> **Provided data**

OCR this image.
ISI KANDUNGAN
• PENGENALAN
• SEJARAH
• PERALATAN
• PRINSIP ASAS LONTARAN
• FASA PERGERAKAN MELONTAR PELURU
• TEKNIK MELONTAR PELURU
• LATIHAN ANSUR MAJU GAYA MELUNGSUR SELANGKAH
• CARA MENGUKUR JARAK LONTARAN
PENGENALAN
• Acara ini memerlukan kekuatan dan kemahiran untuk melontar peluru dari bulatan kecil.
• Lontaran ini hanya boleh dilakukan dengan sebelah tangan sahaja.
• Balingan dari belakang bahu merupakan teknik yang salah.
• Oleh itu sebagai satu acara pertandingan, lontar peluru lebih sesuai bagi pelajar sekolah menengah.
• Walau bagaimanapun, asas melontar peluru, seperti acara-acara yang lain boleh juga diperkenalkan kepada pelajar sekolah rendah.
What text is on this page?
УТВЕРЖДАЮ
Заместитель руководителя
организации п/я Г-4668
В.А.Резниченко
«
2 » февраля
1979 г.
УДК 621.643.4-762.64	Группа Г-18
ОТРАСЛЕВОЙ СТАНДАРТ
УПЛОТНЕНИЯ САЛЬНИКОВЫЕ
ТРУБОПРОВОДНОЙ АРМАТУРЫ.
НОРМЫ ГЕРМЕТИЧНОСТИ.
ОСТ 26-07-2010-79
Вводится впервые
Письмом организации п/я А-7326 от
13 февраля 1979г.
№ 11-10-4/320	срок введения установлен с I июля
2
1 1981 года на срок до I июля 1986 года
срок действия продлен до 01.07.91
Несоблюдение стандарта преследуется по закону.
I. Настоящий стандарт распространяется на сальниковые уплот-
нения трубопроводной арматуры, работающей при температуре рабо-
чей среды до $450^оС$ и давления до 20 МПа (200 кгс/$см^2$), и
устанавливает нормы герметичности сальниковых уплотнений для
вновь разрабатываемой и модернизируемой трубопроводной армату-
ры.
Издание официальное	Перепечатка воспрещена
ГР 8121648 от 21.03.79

> **Problem**
Each entry above needs to be retyped exactly.

> **Answer to this exercise**
OCR this image.
ISI KANDUNGAN
• PENGENALAN
• SEJARAH
• PERALATAN
• PRINSIP ASAS LONTARAN
• FASA PERGERAKAN MELONTAR PELURU
• TEKNIK MELONTAR PELURU
• LATIHAN ANSUR MAJU GAYA MELUNGSUR SELANGKAH
• CARA MENGUKUR JARAK LONTARAN
PENGENALAN
• Acara ini memerlukan kekuatan dan kemahiran untuk melontar peluru dari bulatan kecil.
• Lontaran ini hanya boleh dilakukan dengan sebelah tangan sahaja.
• Balingan dari belakang bahu merupakan teknik yang salah.
• Oleh itu sebagai satu acara pertandingan, lontar peluru lebih sesuai bagi pelajar sekolah menengah.
• Walau bagaimanapun, asas melontar peluru, seperti acara-acara yang lain boleh juga diperkenalkan kepada pelajar sekolah rendah.
What text is on this page?
УТВЕРЖДАЮ
Заместитель руководителя
организации п/я Г-4668
В.А.Резниченко
«
2 » февраля
1979 г.
УДК 621.643.4-762.64	Группа Г-18
ОТРАСЛЕВОЙ СТАНДАРТ
УПЛОТНЕНИЯ САЛЬНИКОВЫЕ
ТРУБОПРОВОДНОЙ АРМАТУРЫ.
НОРМЫ ГЕРМЕТИЧНОСТИ.
ОСТ 26-07-2010-79
Вводится впервые
Письмом организации п/я А-7326 от
13 февраля 1979г.
№ 11-10-4/320	срок введения установлен с I июля
2
1 1981 года на срок до I июля 1986 года
срок действия продлен до 01.07.91
Несоблюдение стандарта преследуется по закону.
I. Настоящий стандарт распространяется на сальниковые уплот-
нения трубопроводной арматуры, работающей при температуре рабо-
чей среды до $450^оС$ и давления до 20 МПа (200 кгс/$см^2$), и
устанавливает нормы герметичности сальниковых уплотнений для
вновь разрабатываемой и модернизируемой трубопроводной армату-
ры.
Издание официальное	Перепечатка воспрещена
ГР 8121648 от 21.03.79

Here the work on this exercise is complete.